Reproduce every entry exactly as shown.

________________________________________

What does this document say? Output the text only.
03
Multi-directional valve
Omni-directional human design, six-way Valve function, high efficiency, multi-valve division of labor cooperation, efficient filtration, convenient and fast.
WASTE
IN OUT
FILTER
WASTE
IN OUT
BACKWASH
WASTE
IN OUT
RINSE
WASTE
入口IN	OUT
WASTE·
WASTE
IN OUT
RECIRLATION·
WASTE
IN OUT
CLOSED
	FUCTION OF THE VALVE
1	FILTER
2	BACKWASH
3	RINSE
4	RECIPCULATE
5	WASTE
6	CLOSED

________________________________________

→ **Written response**
What does this document say? Output the text only.
03
Multi-directional valve
Omni-directional human design, six-way Valve function, high efficiency, multi-valve division of labor cooperation, efficient filtration, convenient and fast.
WASTE
IN OUT
FILTER
WASTE
IN OUT
BACKWASH
WASTE
IN OUT
RINSE
WASTE
入口IN	OUT
WASTE·
WASTE
IN OUT
RECIRLATION·
WASTE
IN OUT
CLOSED
	FUCTION OF THE VALVE
1	FILTER
2	BACKWASH
3	RINSE
4	RECIPCULATE
5	WASTE
6	CLOSED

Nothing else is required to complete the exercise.